⟨
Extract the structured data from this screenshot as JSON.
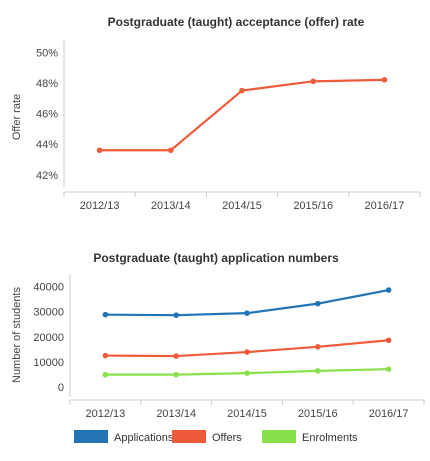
{
  "chart_data": [
    {
      "type": "line",
      "title": "Postgraduate (taught) acceptance (offer) rate",
      "xlabel": "",
      "ylabel": "Offer rate",
      "categories": [
        "2012/13",
        "2013/14",
        "2014/15",
        "2015/16",
        "2016/17"
      ],
      "y_ticks": [
        "42%",
        "44%",
        "46%",
        "48%",
        "50%"
      ],
      "ylim": [
        41.2,
        50.8
      ],
      "grid": false,
      "series": [
        {
          "values": [
            43.6,
            43.6,
            47.5,
            48.1,
            48.2
          ],
          "color": "#ef5a3a"
        }
      ]
    },
    {
      "type": "line",
      "title": "Postgraduate (taught) application numbers",
      "xlabel": "",
      "ylabel": "Number of students",
      "categories": [
        "2012/13",
        "2013/14",
        "2014/15",
        "2015/16",
        "2016/17"
      ],
      "y_ticks": [
        "0",
        "10000",
        "20000",
        "30000",
        "40000"
      ],
      "ylim": [
        -4000,
        45000
      ],
      "grid": false,
      "legend_position": "bottom",
      "series": [
        {
          "name": "Applications",
          "values": [
            28800,
            28600,
            29400,
            33200,
            38600
          ],
          "color": "#2274b4"
        },
        {
          "name": "Offers",
          "values": [
            12500,
            12300,
            13900,
            16000,
            18600
          ],
          "color": "#ef5a3a"
        },
        {
          "name": "Enrolments",
          "values": [
            4900,
            4900,
            5500,
            6400,
            7100
          ],
          "color": "#88e04a"
        }
      ]
    }
  ]
}
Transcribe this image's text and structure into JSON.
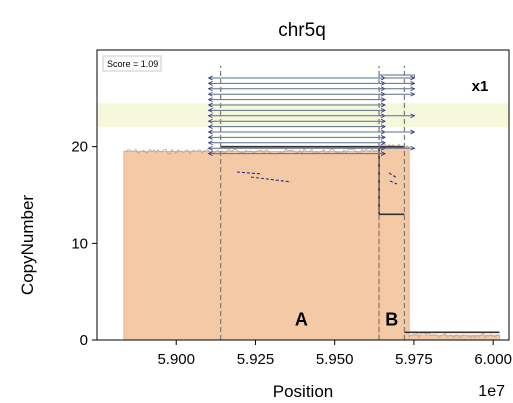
{
  "chart_data": {
    "type": "area",
    "title": "chr5q",
    "xlabel": "Position",
    "ylabel": "CopyNumber",
    "x_offset_label": "1e7",
    "score_label": "Score = 1.09",
    "corner_label": "x1",
    "xlim": [
      5.875,
      6.005
    ],
    "ylim": [
      0,
      30
    ],
    "x_ticks": [
      5.9,
      5.925,
      5.95,
      5.975,
      6.0
    ],
    "x_tick_labels": [
      "5.900",
      "5.925",
      "5.950",
      "5.975",
      "6.000"
    ],
    "y_ticks": [
      0,
      10,
      20
    ],
    "y_tick_labels": [
      "0",
      "10",
      "20"
    ],
    "colors": {
      "fill": "#f3c9a6",
      "fill_edge": "#e8a77c",
      "noise": "#b9a79a",
      "segment": "#333333",
      "band": "#f6f8dc",
      "dashed": "#808080",
      "sv_line": "#5a6f8a",
      "sv_arrow": "#2a2a8a"
    },
    "coverage_area": [
      {
        "x0": 5.8835,
        "x1": 5.964,
        "y": 19.5
      },
      {
        "x0": 5.964,
        "x1": 5.9735,
        "y": 20.0
      },
      {
        "x0": 5.9735,
        "x1": 6.002,
        "y": 0.5
      }
    ],
    "segments": [
      {
        "x0": 5.914,
        "x1": 5.964,
        "y": 20.0
      },
      {
        "x0": 5.964,
        "x1": 5.972,
        "y": 20.0
      },
      {
        "x0": 5.964,
        "x1": 5.972,
        "y": 13.0
      },
      {
        "x0": 5.972,
        "x1": 6.002,
        "y": 0.8
      }
    ],
    "band": [
      22.0,
      24.5
    ],
    "breakpoints": [
      5.914,
      5.964,
      5.972
    ],
    "region_labels": [
      {
        "label": "A",
        "x": 5.9395,
        "y": 1.5
      },
      {
        "label": "B",
        "x": 5.968,
        "y": 1.5
      }
    ]
  }
}
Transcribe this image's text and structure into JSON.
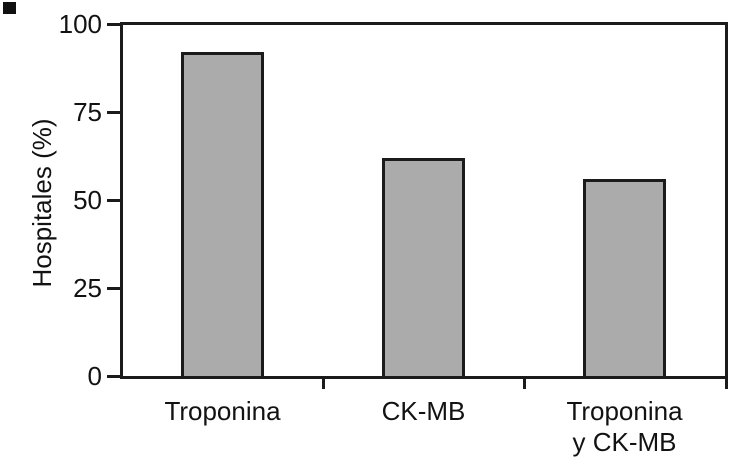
{
  "chart_data": {
    "type": "bar",
    "title": "",
    "xlabel": "",
    "ylabel": "Hospitales (%)",
    "categories": [
      "Troponina",
      "CK-MB",
      "Troponina y CK-MB"
    ],
    "category_lines": [
      [
        "Troponina"
      ],
      [
        "CK-MB"
      ],
      [
        "Troponina",
        "y CK-MB"
      ]
    ],
    "values": [
      92,
      62,
      56
    ],
    "series": [
      {
        "name": "Hospitales",
        "values": [
          92,
          62,
          56
        ]
      }
    ],
    "ylim": [
      0,
      100
    ],
    "yticks": [
      0,
      25,
      50,
      75,
      100
    ],
    "grid": false,
    "legend_position": "none",
    "frame": "full-box",
    "bar_fill_color": "#ababab",
    "bar_border_color": "#1b1b1b",
    "axis_color": "#1b1b1b",
    "text_color": "#121212",
    "background_color": "#ffffff"
  }
}
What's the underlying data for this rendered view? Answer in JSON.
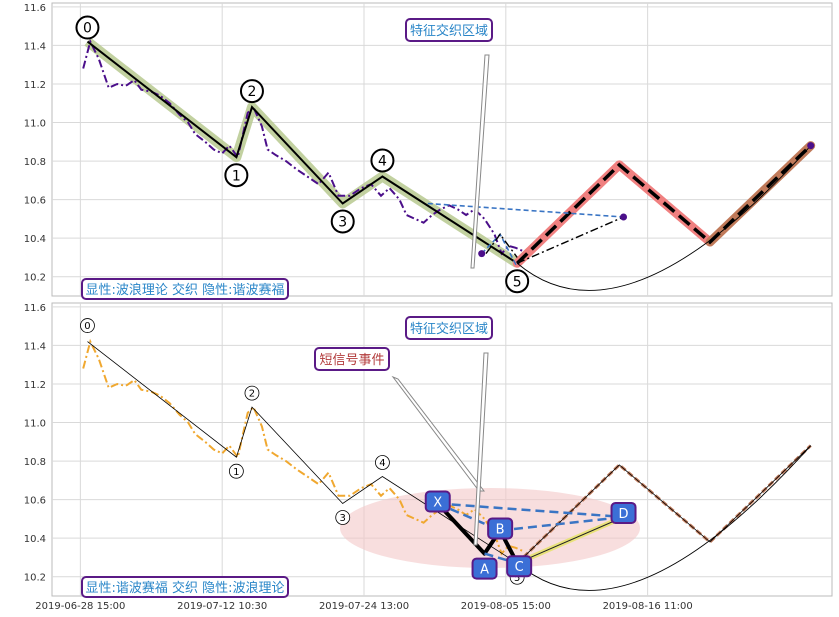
{
  "chart_data": [
    {
      "type": "line",
      "panel": "top",
      "annotation_region": "特征交织区域",
      "legend_text": "显性:波浪理论 交织 隐性:谐波赛福",
      "ylim": [
        10.1,
        11.62
      ],
      "yticks": [
        10.2,
        10.4,
        10.6,
        10.8,
        11.0,
        11.2,
        11.4,
        11.6
      ],
      "ytick_labels": [
        "10.2",
        "10.4",
        "10.6",
        "10.8",
        "11.0",
        "11.2",
        "11.4",
        "11.6"
      ],
      "grid": true,
      "price_series": [
        [
          0.2,
          11.28
        ],
        [
          0.7,
          11.42
        ],
        [
          1.3,
          11.33
        ],
        [
          2.0,
          11.18
        ],
        [
          2.6,
          11.2
        ],
        [
          3.2,
          11.19
        ],
        [
          3.8,
          11.22
        ],
        [
          4.3,
          11.17
        ],
        [
          5.0,
          11.16
        ],
        [
          5.6,
          11.14
        ],
        [
          6.3,
          11.1
        ],
        [
          7.0,
          11.04
        ],
        [
          7.6,
          11.0
        ],
        [
          8.1,
          10.94
        ],
        [
          8.8,
          10.9
        ],
        [
          9.4,
          10.86
        ],
        [
          10.0,
          10.84
        ],
        [
          10.5,
          10.88
        ],
        [
          11.1,
          10.82
        ],
        [
          11.8,
          11.05
        ],
        [
          12.2,
          11.08
        ],
        [
          12.8,
          10.98
        ],
        [
          13.2,
          10.86
        ],
        [
          13.8,
          10.83
        ],
        [
          14.5,
          10.8
        ],
        [
          15.2,
          10.76
        ],
        [
          16.0,
          10.72
        ],
        [
          16.8,
          10.68
        ],
        [
          17.5,
          10.74
        ],
        [
          18.2,
          10.62
        ],
        [
          19.0,
          10.62
        ],
        [
          19.8,
          10.66
        ],
        [
          20.5,
          10.68
        ],
        [
          21.2,
          10.62
        ],
        [
          21.8,
          10.66
        ],
        [
          22.5,
          10.6
        ],
        [
          23.0,
          10.52
        ],
        [
          23.6,
          10.5
        ],
        [
          24.2,
          10.48
        ],
        [
          24.8,
          10.52
        ],
        [
          25.4,
          10.55
        ],
        [
          26.0,
          10.57
        ],
        [
          26.6,
          10.55
        ],
        [
          27.2,
          10.52
        ],
        [
          27.8,
          10.55
        ],
        [
          28.5,
          10.5
        ],
        [
          29.2,
          10.42
        ],
        [
          29.7,
          10.32
        ],
        [
          30.2,
          10.36
        ],
        [
          30.7,
          10.35
        ],
        [
          31.3,
          10.33
        ]
      ],
      "wave_points": [
        {
          "label": "0",
          "x": 0.5,
          "y": 11.42
        },
        {
          "label": "1",
          "x": 11.0,
          "y": 10.82
        },
        {
          "label": "2",
          "x": 12.1,
          "y": 11.08
        },
        {
          "label": "3",
          "x": 18.5,
          "y": 10.58
        },
        {
          "label": "4",
          "x": 21.3,
          "y": 10.72
        },
        {
          "label": "5",
          "x": 30.8,
          "y": 10.27
        }
      ],
      "projection_red": [
        [
          30.8,
          10.27
        ],
        [
          38.0,
          10.78
        ]
      ],
      "projection_brown": [
        [
          44.4,
          10.38
        ],
        [
          51.5,
          10.88
        ]
      ],
      "projection_dashed": [
        [
          30.8,
          10.27
        ],
        [
          38.0,
          10.78
        ],
        [
          44.4,
          10.38
        ],
        [
          51.5,
          10.88
        ]
      ],
      "dashdot_lines": [
        [
          [
            30.8,
            10.27
          ],
          [
            38.3,
            10.51
          ]
        ],
        [
          [
            28.6,
            10.32
          ],
          [
            29.6,
            10.42
          ],
          [
            30.8,
            10.3
          ]
        ]
      ],
      "blue_dashed": [
        [
          [
            24.5,
            10.58
          ],
          [
            38.3,
            10.51
          ]
        ],
        [
          [
            28.3,
            10.32
          ],
          [
            29.6,
            10.42
          ],
          [
            30.8,
            10.25
          ]
        ]
      ],
      "arc": {
        "from": [
          30.8,
          10.27
        ],
        "to": [
          51.5,
          10.88
        ]
      },
      "point_markers": [
        [
          28.3,
          10.32
        ],
        [
          38.3,
          10.51
        ],
        [
          51.5,
          10.88
        ]
      ]
    },
    {
      "type": "line",
      "panel": "bottom",
      "annotation_region": "特征交织区域",
      "short_signal_label": "短信号事件",
      "legend_text": "显性:谐波赛福 交织 隐性:波浪理论",
      "ylim": [
        10.1,
        11.62
      ],
      "yticks": [
        10.2,
        10.4,
        10.6,
        10.8,
        11.0,
        11.2,
        11.4,
        11.6
      ],
      "ytick_labels": [
        "10.2",
        "10.4",
        "10.6",
        "10.8",
        "11.0",
        "11.2",
        "11.4",
        "11.6"
      ],
      "grid": true,
      "wave_points": [
        {
          "label": "0",
          "x": 0.5,
          "y": 11.42
        },
        {
          "label": "1",
          "x": 11.0,
          "y": 10.82
        },
        {
          "label": "2",
          "x": 12.1,
          "y": 11.08
        },
        {
          "label": "3",
          "x": 18.5,
          "y": 10.58
        },
        {
          "label": "4",
          "x": 21.3,
          "y": 10.72
        },
        {
          "label": "5",
          "x": 30.8,
          "y": 10.27
        }
      ],
      "harmonic_points": [
        {
          "label": "X",
          "x": 25.2,
          "y": 10.58
        },
        {
          "label": "A",
          "x": 28.5,
          "y": 10.32
        },
        {
          "label": "B",
          "x": 29.6,
          "y": 10.44
        },
        {
          "label": "C",
          "x": 30.8,
          "y": 10.27
        },
        {
          "label": "D",
          "x": 38.3,
          "y": 10.51
        }
      ],
      "projection_dashed": [
        [
          30.8,
          10.27
        ],
        [
          38.0,
          10.78
        ],
        [
          44.4,
          10.38
        ],
        [
          51.5,
          10.88
        ]
      ],
      "arc": {
        "from": [
          30.8,
          10.27
        ],
        "to": [
          51.5,
          10.88
        ]
      }
    }
  ],
  "x_axis": {
    "tick_labels": [
      "2019-06-28 15:00",
      "2019-07-12 10:30",
      "2019-07-24 13:00",
      "2019-08-05 15:00",
      "2019-08-16 11:00"
    ],
    "tick_values": [
      0,
      10,
      20,
      30,
      40
    ]
  },
  "colors": {
    "price_top": "#4b0f8a",
    "price_bottom": "#f0a830",
    "wave_shadow": "#b7c98f",
    "projection_red": "#f08080",
    "projection_brown": "#c07a5a",
    "blue": "#3a75c4",
    "label_border": "#5a1a86",
    "label_blue": "#2a86c8",
    "label_red": "#b23a3a",
    "ellipse": "#f3c8c8",
    "harmonic_box": "#3b6fd6"
  }
}
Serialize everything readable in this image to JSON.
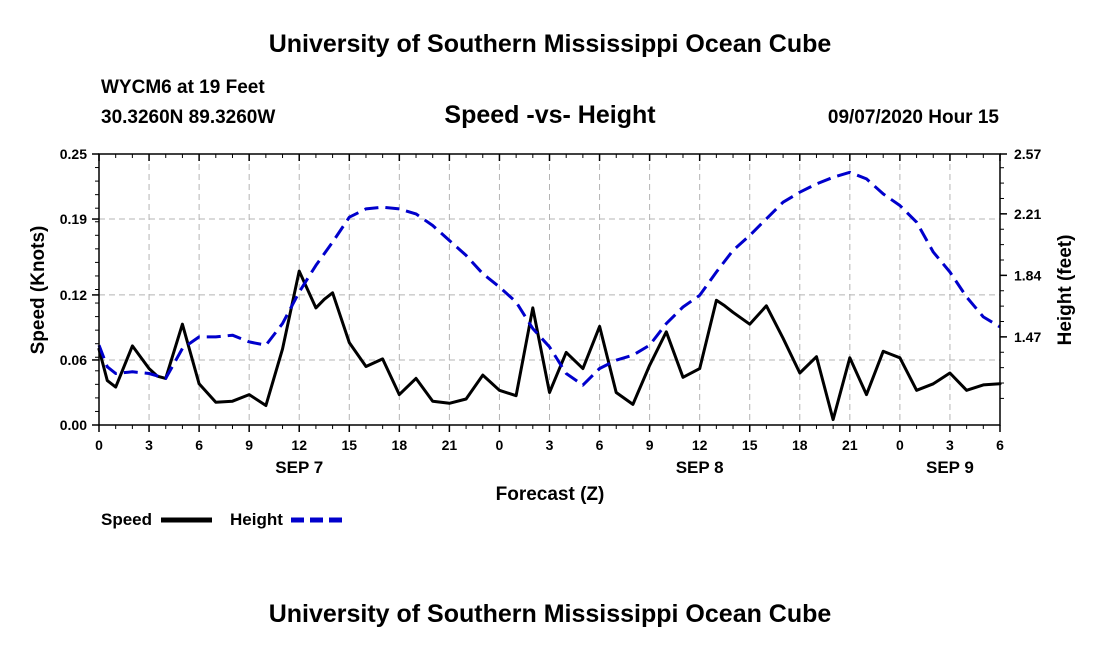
{
  "header": {
    "title": "University of Southern Mississippi Ocean Cube",
    "station": "WYCM6 at 19 Feet",
    "coords": "30.3260N 89.3260W",
    "subtitle": "Speed -vs- Height",
    "datetime": "09/07/2020 Hour 15"
  },
  "footer": {
    "title": "University of Southern Mississippi Ocean Cube"
  },
  "chart_data": {
    "type": "line",
    "title": "Speed -vs- Height",
    "xlabel": "Forecast (Z)",
    "ylabel": "Speed (Knots)",
    "y2label": "Height (feet)",
    "x_range_hours": [
      0,
      54
    ],
    "x_tick_labels": [
      "0",
      "3",
      "6",
      "9",
      "12",
      "15",
      "18",
      "21",
      "0",
      "3",
      "6",
      "9",
      "12",
      "15",
      "18",
      "21",
      "0",
      "3",
      "6"
    ],
    "date_labels": [
      {
        "hour": 12,
        "label": "SEP 7"
      },
      {
        "hour": 36,
        "label": "SEP 8"
      },
      {
        "hour": 51,
        "label": "SEP 9"
      }
    ],
    "ylim": [
      0,
      0.25
    ],
    "y_ticks": [
      "0.00",
      "0.06",
      "0.12",
      "0.19",
      "0.25"
    ],
    "y2lim": [
      0.94,
      2.57
    ],
    "y2_ticks": [
      "1.47",
      "1.84",
      "2.21",
      "2.57"
    ],
    "grid": true,
    "legend": [
      {
        "name": "Speed",
        "color": "#000000",
        "style": "solid"
      },
      {
        "name": "Height",
        "color": "#0000cc",
        "style": "dashed"
      }
    ],
    "series": [
      {
        "name": "Speed",
        "axis": "left",
        "color": "#000000",
        "x": [
          0,
          0.5,
          1,
          2,
          3,
          3.5,
          4,
          5,
          6,
          7,
          8,
          9,
          10,
          11,
          12,
          13,
          13.5,
          14,
          15,
          16,
          17,
          18,
          19,
          20,
          21,
          22,
          23,
          24,
          25,
          26,
          27,
          28,
          29,
          30,
          31,
          32,
          33,
          34,
          35,
          36,
          37,
          37.5,
          38,
          39,
          40,
          41,
          42,
          43,
          44,
          45,
          46,
          47,
          48,
          49,
          50,
          51,
          52,
          53,
          54
        ],
        "values": [
          0.07,
          0.041,
          0.035,
          0.073,
          0.052,
          0.045,
          0.043,
          0.093,
          0.038,
          0.021,
          0.022,
          0.028,
          0.018,
          0.07,
          0.142,
          0.108,
          0.116,
          0.122,
          0.076,
          0.054,
          0.061,
          0.028,
          0.043,
          0.022,
          0.02,
          0.024,
          0.046,
          0.032,
          0.027,
          0.108,
          0.03,
          0.067,
          0.052,
          0.091,
          0.03,
          0.019,
          0.055,
          0.086,
          0.044,
          0.052,
          0.115,
          0.11,
          0.104,
          0.093,
          0.11,
          0.08,
          0.048,
          0.063,
          0.005,
          0.062,
          0.028,
          0.068,
          0.062,
          0.032,
          0.038,
          0.048,
          0.032,
          0.037,
          0.038
        ]
      },
      {
        "name": "Height",
        "axis": "right",
        "color": "#0000cc",
        "x": [
          0,
          0.5,
          1,
          2,
          3,
          4,
          5,
          6,
          7,
          8,
          9,
          10,
          11,
          12,
          13,
          14,
          15,
          16,
          17,
          18,
          19,
          20,
          21,
          22,
          23,
          24,
          25,
          26,
          27,
          28,
          29,
          30,
          31,
          32,
          33,
          34,
          35,
          36,
          37,
          38,
          39,
          40,
          41,
          42,
          43,
          44,
          45,
          46,
          47,
          48,
          49,
          50,
          51,
          52,
          53,
          54
        ],
        "values": [
          1.42,
          1.29,
          1.25,
          1.26,
          1.25,
          1.22,
          1.4,
          1.47,
          1.47,
          1.48,
          1.44,
          1.42,
          1.55,
          1.74,
          1.9,
          2.04,
          2.19,
          2.24,
          2.25,
          2.24,
          2.21,
          2.14,
          2.05,
          1.96,
          1.85,
          1.77,
          1.68,
          1.52,
          1.41,
          1.25,
          1.18,
          1.28,
          1.33,
          1.36,
          1.42,
          1.55,
          1.65,
          1.72,
          1.86,
          1.99,
          2.08,
          2.18,
          2.28,
          2.34,
          2.39,
          2.43,
          2.46,
          2.42,
          2.33,
          2.26,
          2.16,
          1.98,
          1.86,
          1.71,
          1.59,
          1.53
        ]
      }
    ]
  }
}
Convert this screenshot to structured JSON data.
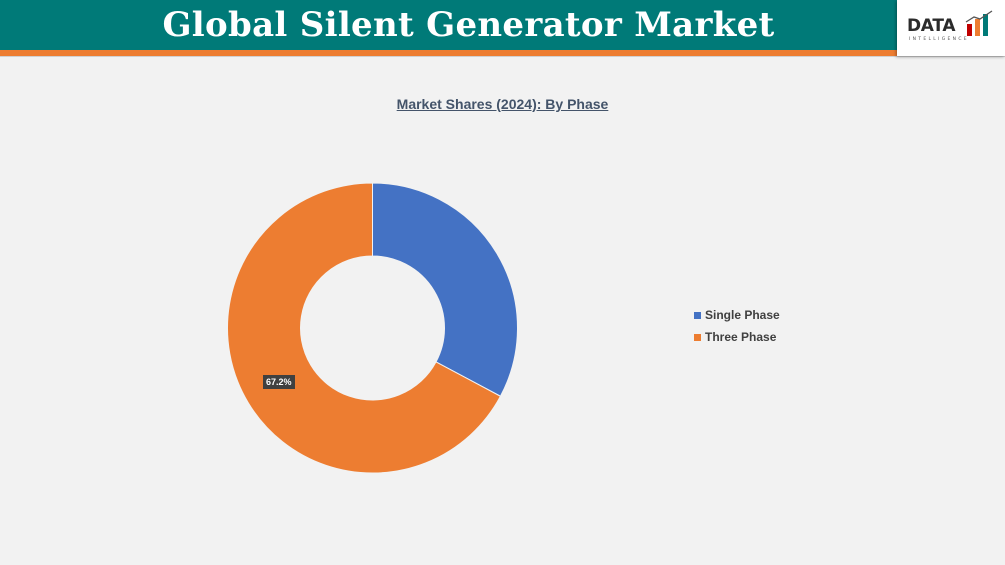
{
  "header": {
    "title": "Global Silent Generator Market",
    "bg_color": "#007a78",
    "stripe_color": "#ed7d31"
  },
  "logo": {
    "text": "DATA",
    "subtext": "INTELLIGENCE",
    "bar_colors": [
      "#c00000",
      "#ed7d31",
      "#007a78"
    ]
  },
  "chart_data": {
    "type": "pie",
    "title": "Market Shares (2024): By Phase",
    "donut": true,
    "legend_position": "right",
    "categories": [
      "Single Phase",
      "Three Phase"
    ],
    "values": [
      32.8,
      67.2
    ],
    "colors": [
      "#4472c4",
      "#ed7d31"
    ],
    "data_labels": [
      "",
      "67.2%"
    ]
  }
}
⟩
WRITTEN REQUEST ::
Go to the line containing "Convert this screenshot", then write out word for word every line from there to the end of the listing. Keep both end lines and drop the pictures.

CORRECT RESULT ::
Convert this screenshot to structured JSON data.
{
  "header": {
    "title": "Global Silent Generator Market",
    "bg_color": "#007a78",
    "stripe_color": "#ed7d31"
  },
  "logo": {
    "text": "DATA",
    "subtext": "INTELLIGENCE",
    "bar_colors": [
      "#c00000",
      "#ed7d31",
      "#007a78"
    ]
  },
  "chart_data": {
    "type": "pie",
    "title": "Market Shares (2024): By Phase",
    "donut": true,
    "legend_position": "right",
    "categories": [
      "Single Phase",
      "Three Phase"
    ],
    "values": [
      32.8,
      67.2
    ],
    "colors": [
      "#4472c4",
      "#ed7d31"
    ],
    "data_labels": [
      "",
      "67.2%"
    ]
  }
}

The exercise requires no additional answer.